• PROVIDED RECORDS:
==========

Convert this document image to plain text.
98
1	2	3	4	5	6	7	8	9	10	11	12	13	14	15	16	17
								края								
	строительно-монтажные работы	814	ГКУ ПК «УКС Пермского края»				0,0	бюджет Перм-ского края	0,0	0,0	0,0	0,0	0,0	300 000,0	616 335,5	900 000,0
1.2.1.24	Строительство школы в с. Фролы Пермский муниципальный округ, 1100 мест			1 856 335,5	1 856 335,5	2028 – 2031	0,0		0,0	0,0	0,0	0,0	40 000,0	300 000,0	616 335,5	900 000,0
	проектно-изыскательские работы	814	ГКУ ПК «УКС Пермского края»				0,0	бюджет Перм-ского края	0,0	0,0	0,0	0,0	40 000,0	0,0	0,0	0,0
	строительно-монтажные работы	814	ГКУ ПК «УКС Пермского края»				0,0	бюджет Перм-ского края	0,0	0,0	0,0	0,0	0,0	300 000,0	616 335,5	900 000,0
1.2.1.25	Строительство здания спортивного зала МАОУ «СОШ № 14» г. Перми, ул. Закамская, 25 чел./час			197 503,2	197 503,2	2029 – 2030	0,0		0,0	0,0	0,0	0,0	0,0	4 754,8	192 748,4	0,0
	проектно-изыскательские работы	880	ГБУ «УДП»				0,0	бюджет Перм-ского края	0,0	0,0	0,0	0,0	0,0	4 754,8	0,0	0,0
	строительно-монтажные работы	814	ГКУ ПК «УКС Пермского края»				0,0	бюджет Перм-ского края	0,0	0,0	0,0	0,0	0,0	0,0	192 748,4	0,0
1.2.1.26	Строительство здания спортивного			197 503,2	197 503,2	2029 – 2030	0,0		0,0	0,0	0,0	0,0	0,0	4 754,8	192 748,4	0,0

==========

Reproduce the entries above exactly.

Convert this document image to plain text.
98
1	2	3	4	5	6	7	8	9	10	11	12	13	14	15	16	17
								края								
	строительно-монтажные работы	814	ГКУ ПК «УКС Пермского края»				0,0	бюджет Перм-ского края	0,0	0,0	0,0	0,0	0,0	300 000,0	616 335,5	900 000,0
1.2.1.24	Строительство школы в с. Фролы Пермский муниципальный округ, 1100 мест			1 856 335,5	1 856 335,5	2028 – 2031	0,0		0,0	0,0	0,0	0,0	40 000,0	300 000,0	616 335,5	900 000,0
	проектно-изыскательские работы	814	ГКУ ПК «УКС Пермского края»				0,0	бюджет Перм-ского края	0,0	0,0	0,0	0,0	40 000,0	0,0	0,0	0,0
	строительно-монтажные работы	814	ГКУ ПК «УКС Пермского края»				0,0	бюджет Перм-ского края	0,0	0,0	0,0	0,0	0,0	300 000,0	616 335,5	900 000,0
1.2.1.25	Строительство здания спортивного зала МАОУ «СОШ № 14» г. Перми, ул. Закамская, 25 чел./час			197 503,2	197 503,2	2029 – 2030	0,0		0,0	0,0	0,0	0,0	0,0	4 754,8	192 748,4	0,0
	проектно-изыскательские работы	880	ГБУ «УДП»				0,0	бюджет Перм-ского края	0,0	0,0	0,0	0,0	0,0	4 754,8	0,0	0,0
	строительно-монтажные работы	814	ГКУ ПК «УКС Пермского края»				0,0	бюджет Перм-ского края	0,0	0,0	0,0	0,0	0,0	0,0	192 748,4	0,0
1.2.1.26	Строительство здания спортивного			197 503,2	197 503,2	2029 – 2030	0,0		0,0	0,0	0,0	0,0	0,0	4 754,8	192 748,4	0,0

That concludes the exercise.